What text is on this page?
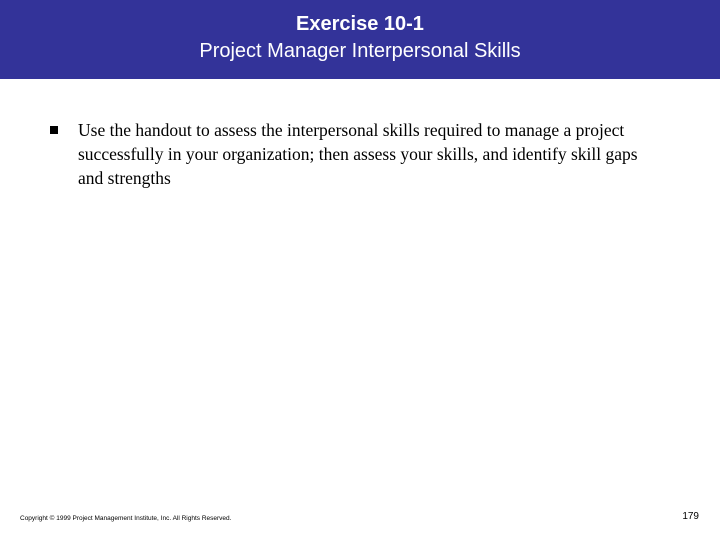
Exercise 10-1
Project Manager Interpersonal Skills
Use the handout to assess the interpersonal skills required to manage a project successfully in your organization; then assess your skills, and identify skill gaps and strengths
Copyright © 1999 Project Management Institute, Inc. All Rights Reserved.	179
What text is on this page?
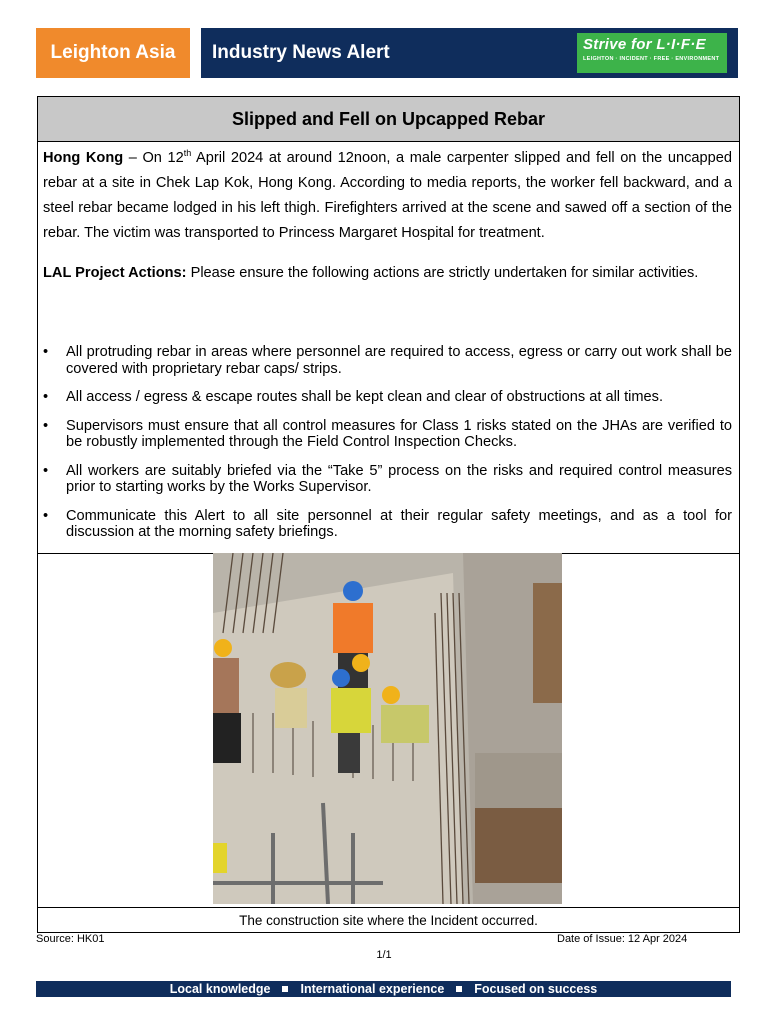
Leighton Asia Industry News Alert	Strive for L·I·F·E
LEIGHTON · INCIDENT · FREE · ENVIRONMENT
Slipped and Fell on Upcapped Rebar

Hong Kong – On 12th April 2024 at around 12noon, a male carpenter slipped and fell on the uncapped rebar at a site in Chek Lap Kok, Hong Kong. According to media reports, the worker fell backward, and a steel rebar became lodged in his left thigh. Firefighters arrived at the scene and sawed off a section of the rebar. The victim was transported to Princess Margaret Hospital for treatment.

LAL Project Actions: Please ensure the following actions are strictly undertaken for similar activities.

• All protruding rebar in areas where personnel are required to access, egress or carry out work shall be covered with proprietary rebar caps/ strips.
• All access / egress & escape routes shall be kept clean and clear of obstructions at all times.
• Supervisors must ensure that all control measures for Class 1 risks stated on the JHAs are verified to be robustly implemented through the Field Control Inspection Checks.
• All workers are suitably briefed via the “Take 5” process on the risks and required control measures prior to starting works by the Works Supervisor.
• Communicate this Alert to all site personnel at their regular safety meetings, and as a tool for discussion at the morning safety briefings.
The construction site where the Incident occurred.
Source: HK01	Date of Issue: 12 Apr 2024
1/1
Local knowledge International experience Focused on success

---

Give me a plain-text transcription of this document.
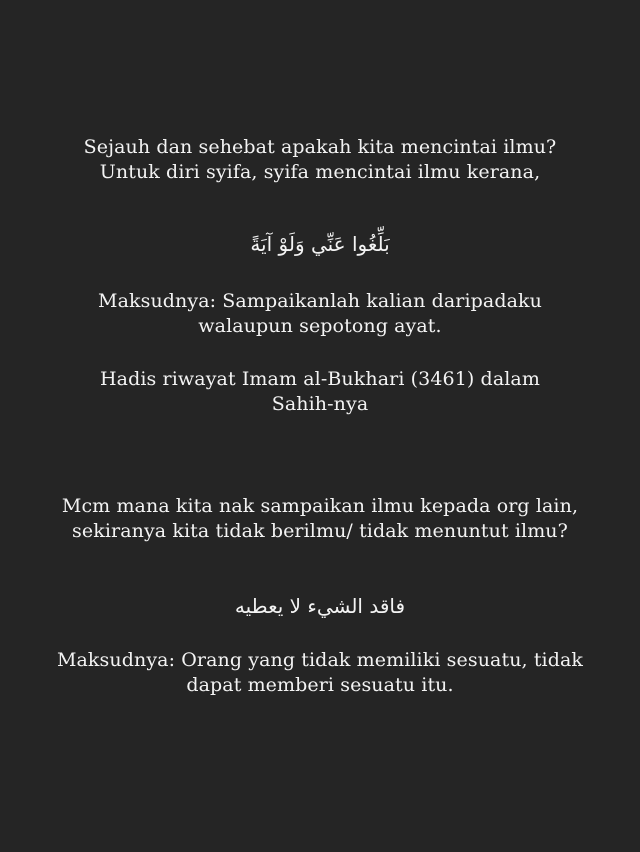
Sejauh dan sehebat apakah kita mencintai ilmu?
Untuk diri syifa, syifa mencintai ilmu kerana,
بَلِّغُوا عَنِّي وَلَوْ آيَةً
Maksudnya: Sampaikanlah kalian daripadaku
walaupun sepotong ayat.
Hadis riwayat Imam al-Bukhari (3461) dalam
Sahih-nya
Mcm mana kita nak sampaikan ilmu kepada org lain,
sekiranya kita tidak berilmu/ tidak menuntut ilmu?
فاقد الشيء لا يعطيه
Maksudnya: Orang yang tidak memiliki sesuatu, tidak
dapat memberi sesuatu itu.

■ Task brief
Find how many lines in the listing contain the word "personnel" and give that count alone.

■ Problem solution
2